• _INSTRUCTIONS TO FOLLOW_
Narrow the data below down to the lines containing "icon".

● ● ●

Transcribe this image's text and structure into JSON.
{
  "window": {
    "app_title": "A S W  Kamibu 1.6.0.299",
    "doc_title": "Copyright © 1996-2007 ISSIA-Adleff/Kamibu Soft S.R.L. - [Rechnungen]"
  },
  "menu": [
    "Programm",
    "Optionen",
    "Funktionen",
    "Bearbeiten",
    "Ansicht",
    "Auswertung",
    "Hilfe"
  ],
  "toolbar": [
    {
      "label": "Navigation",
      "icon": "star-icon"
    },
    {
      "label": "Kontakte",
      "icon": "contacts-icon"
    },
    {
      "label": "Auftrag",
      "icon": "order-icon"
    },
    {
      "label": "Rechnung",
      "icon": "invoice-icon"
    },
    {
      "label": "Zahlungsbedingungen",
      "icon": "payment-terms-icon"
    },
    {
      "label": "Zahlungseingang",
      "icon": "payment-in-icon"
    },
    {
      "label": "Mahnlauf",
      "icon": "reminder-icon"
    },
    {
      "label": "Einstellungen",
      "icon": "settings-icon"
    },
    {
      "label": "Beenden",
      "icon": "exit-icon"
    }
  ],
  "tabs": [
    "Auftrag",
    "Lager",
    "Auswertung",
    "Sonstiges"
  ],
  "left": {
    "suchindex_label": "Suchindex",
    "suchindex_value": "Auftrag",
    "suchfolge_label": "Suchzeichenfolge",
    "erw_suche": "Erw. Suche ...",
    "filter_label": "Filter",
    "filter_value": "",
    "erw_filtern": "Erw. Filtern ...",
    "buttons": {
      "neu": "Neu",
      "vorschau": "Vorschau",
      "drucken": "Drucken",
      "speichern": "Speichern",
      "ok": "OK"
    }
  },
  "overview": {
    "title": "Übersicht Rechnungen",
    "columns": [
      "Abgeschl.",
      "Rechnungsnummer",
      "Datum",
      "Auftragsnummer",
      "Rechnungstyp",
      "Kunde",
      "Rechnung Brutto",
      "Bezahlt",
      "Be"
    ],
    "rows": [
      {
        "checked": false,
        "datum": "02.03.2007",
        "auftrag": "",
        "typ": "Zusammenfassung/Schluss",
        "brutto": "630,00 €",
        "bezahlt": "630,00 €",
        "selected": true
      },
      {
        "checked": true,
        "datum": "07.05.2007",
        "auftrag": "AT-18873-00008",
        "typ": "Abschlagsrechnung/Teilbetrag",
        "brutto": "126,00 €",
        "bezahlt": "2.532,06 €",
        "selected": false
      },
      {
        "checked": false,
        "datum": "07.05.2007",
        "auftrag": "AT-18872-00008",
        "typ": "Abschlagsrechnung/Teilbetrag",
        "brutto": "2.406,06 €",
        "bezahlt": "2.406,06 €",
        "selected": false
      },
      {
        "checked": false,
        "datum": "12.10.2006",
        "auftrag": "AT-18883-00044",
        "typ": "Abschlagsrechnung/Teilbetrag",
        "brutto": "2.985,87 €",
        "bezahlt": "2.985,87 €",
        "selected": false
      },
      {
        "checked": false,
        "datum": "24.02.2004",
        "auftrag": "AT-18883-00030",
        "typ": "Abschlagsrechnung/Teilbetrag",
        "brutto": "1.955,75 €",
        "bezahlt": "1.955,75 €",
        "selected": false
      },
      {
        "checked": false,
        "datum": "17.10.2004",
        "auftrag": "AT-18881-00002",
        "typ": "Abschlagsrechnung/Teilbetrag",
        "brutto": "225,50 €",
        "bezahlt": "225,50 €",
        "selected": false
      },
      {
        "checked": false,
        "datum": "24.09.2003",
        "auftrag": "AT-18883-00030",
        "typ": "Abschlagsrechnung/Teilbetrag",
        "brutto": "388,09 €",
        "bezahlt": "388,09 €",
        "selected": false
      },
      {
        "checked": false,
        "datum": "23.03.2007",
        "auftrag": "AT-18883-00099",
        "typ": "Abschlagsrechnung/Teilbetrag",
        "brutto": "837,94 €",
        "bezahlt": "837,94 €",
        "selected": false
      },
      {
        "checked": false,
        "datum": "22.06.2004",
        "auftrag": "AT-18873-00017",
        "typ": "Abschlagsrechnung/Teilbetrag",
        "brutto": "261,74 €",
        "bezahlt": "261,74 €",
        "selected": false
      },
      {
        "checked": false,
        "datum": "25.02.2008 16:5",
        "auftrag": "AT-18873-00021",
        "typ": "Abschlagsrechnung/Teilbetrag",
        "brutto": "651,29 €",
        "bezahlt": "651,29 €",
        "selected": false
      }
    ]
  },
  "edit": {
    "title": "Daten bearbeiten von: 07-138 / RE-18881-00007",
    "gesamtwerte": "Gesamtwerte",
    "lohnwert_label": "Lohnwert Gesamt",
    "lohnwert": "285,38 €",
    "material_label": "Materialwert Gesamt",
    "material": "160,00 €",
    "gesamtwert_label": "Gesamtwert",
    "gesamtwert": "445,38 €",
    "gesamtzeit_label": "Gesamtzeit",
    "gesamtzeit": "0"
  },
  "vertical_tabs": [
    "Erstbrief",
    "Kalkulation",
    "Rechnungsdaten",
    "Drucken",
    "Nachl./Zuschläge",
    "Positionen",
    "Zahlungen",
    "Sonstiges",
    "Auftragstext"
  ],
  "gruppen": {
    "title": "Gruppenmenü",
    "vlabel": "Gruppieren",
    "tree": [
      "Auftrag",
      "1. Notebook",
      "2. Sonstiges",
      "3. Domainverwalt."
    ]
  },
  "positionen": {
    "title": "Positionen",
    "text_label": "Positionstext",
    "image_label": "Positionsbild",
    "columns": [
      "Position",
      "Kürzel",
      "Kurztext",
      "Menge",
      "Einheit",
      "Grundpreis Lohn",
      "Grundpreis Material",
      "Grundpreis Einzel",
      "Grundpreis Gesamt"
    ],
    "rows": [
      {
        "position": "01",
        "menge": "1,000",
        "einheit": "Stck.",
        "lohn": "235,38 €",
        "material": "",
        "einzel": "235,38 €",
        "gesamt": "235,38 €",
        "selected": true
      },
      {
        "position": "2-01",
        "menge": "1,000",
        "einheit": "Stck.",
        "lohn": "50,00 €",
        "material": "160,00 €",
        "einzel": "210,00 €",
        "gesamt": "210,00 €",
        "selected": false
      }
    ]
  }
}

● ● ●

• _CORRECT RESPONSE_
      "icon": "star-icon"
      "icon": "contacts-icon"
      "icon": "order-icon"
      "icon": "invoice-icon"
      "icon": "payment-terms-icon"
      "icon": "payment-in-icon"
      "icon": "reminder-icon"
      "icon": "settings-icon"
      "icon": "exit-icon"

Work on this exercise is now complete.